(Available data):
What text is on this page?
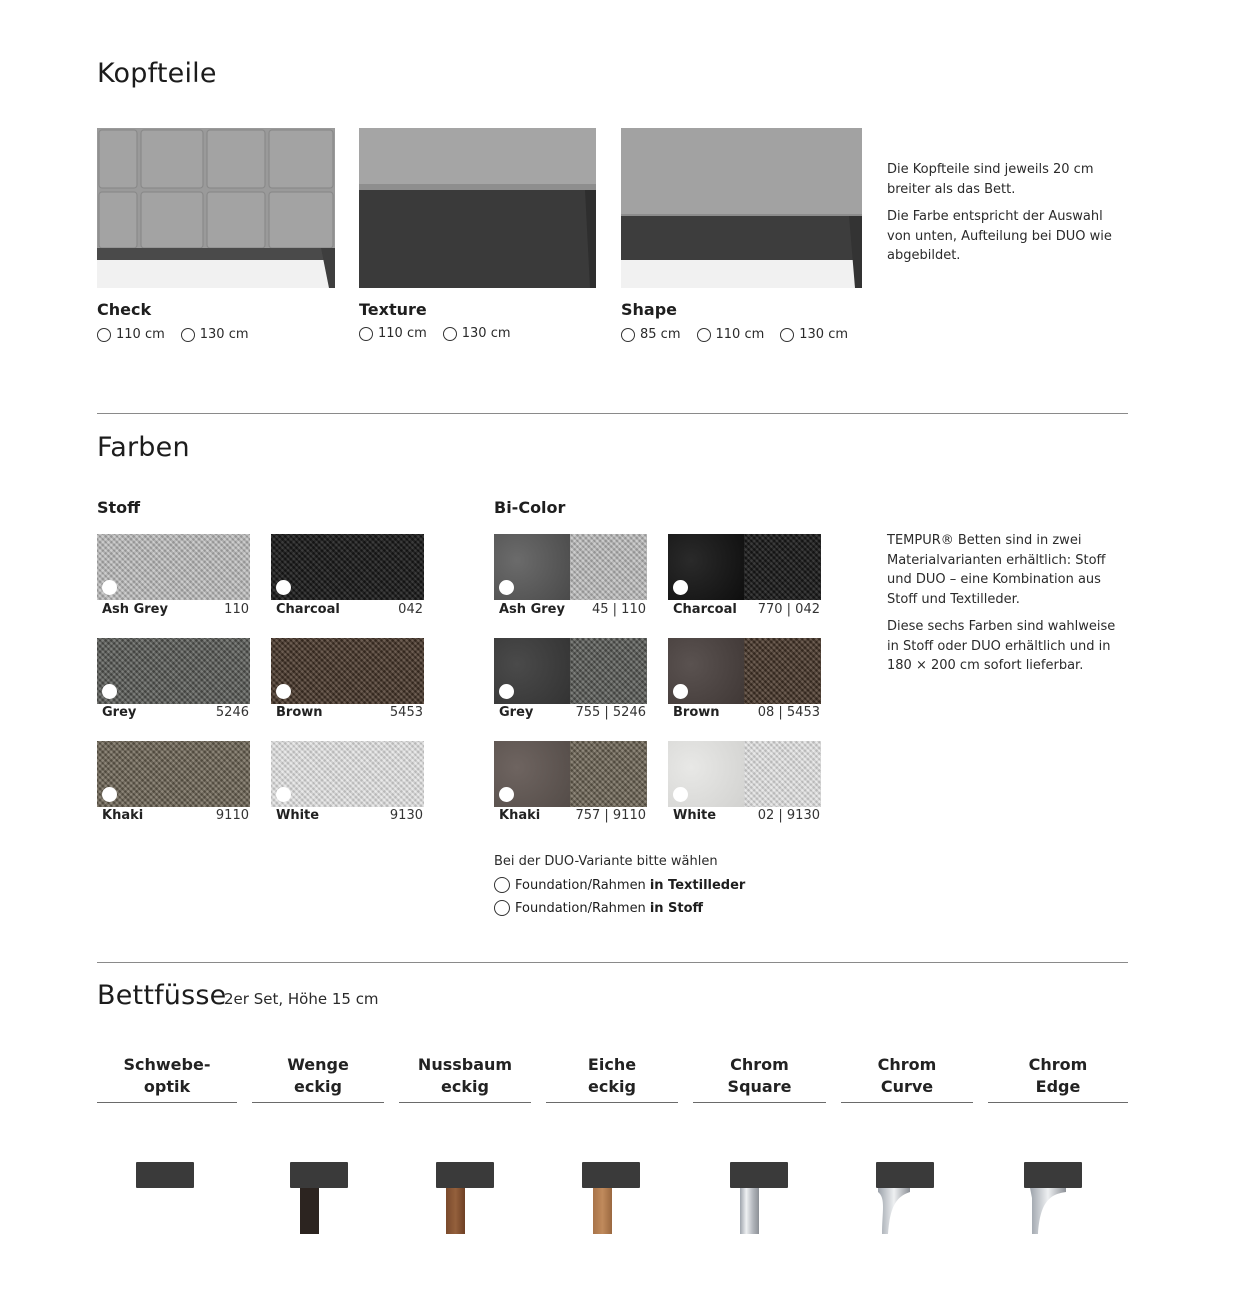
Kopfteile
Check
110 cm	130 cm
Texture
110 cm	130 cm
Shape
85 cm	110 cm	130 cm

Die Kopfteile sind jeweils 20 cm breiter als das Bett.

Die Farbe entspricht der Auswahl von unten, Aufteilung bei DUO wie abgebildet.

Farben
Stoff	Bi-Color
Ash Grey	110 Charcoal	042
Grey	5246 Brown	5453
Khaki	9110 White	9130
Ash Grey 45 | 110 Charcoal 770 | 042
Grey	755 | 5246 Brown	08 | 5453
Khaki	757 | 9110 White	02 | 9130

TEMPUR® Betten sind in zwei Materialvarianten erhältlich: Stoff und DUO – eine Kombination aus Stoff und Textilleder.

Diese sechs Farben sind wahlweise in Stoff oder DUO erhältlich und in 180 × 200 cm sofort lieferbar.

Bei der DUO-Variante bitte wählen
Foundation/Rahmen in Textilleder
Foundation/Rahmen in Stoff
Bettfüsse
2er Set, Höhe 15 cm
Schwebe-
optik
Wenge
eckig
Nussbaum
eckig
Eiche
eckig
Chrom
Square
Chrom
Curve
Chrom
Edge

==

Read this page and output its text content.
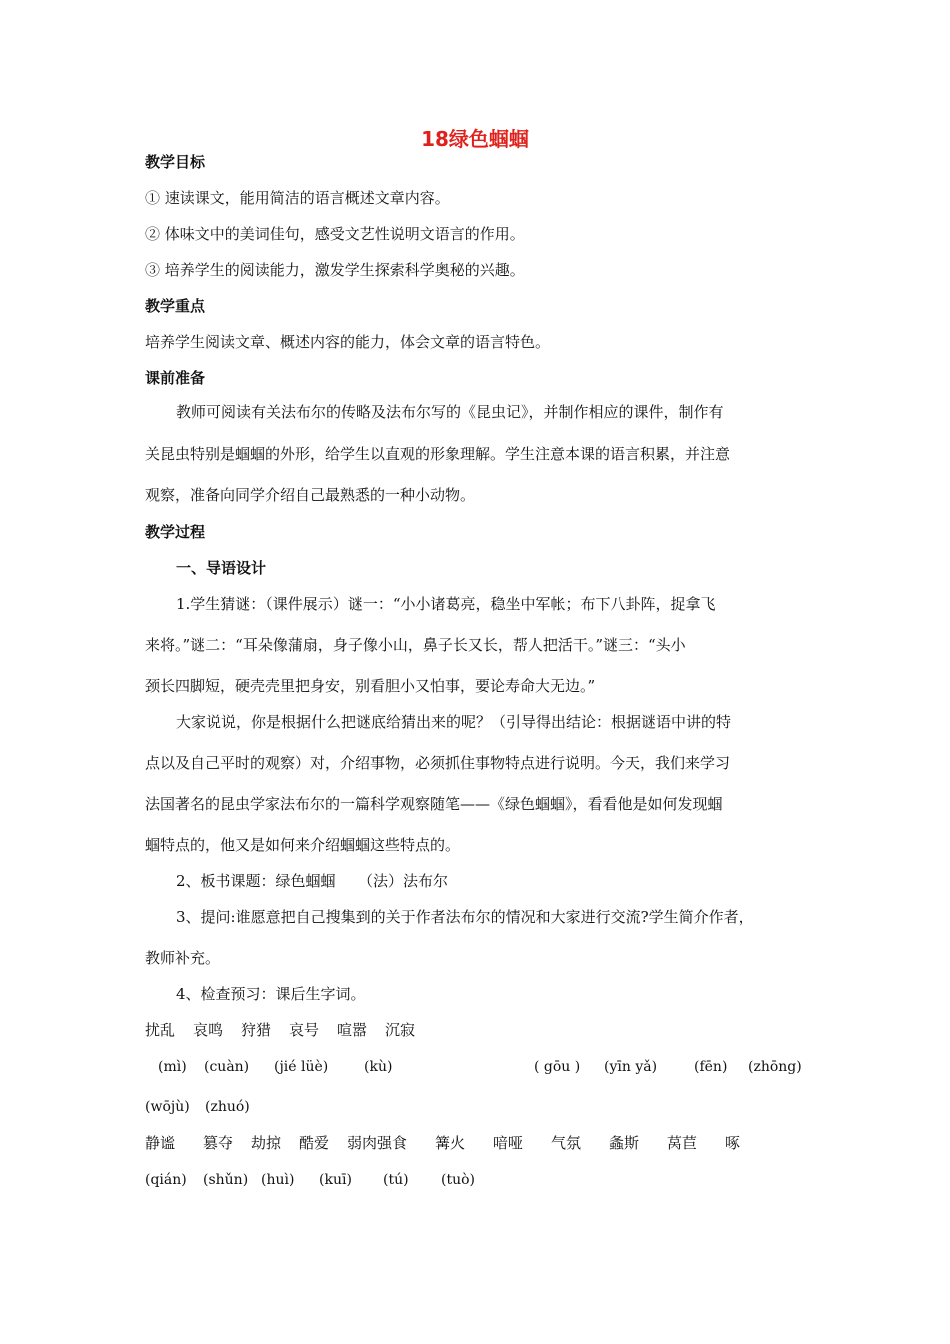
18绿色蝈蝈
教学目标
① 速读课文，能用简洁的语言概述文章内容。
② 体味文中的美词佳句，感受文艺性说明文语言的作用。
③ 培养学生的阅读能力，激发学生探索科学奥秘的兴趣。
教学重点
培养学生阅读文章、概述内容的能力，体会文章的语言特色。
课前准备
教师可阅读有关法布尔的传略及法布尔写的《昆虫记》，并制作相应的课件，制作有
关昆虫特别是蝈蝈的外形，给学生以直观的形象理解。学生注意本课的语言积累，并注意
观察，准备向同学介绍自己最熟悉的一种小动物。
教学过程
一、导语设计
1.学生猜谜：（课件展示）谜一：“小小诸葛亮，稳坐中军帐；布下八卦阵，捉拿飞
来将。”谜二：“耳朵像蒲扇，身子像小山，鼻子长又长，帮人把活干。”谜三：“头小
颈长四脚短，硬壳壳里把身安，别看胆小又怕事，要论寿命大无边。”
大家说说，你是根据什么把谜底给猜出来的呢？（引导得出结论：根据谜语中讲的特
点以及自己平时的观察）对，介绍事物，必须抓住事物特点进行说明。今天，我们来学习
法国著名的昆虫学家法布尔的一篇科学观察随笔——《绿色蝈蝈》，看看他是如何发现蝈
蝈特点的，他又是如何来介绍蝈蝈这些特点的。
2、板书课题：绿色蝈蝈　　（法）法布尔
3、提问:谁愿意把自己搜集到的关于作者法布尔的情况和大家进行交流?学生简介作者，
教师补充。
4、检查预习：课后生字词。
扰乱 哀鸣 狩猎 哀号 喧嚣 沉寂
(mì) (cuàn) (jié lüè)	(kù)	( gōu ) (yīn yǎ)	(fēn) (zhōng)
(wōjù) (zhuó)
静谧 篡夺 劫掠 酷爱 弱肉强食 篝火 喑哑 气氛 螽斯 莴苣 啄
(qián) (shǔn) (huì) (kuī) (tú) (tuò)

(Task brief): Copy all lines from the listing that contain "Textilleder".

(Solution for this task):
TEMPUR® Betten sind in zwei Materialvarianten erhältlich: Stoff und DUO – eine Kombination aus Stoff und Textilleder.
Foundation/Rahmen in Textilleder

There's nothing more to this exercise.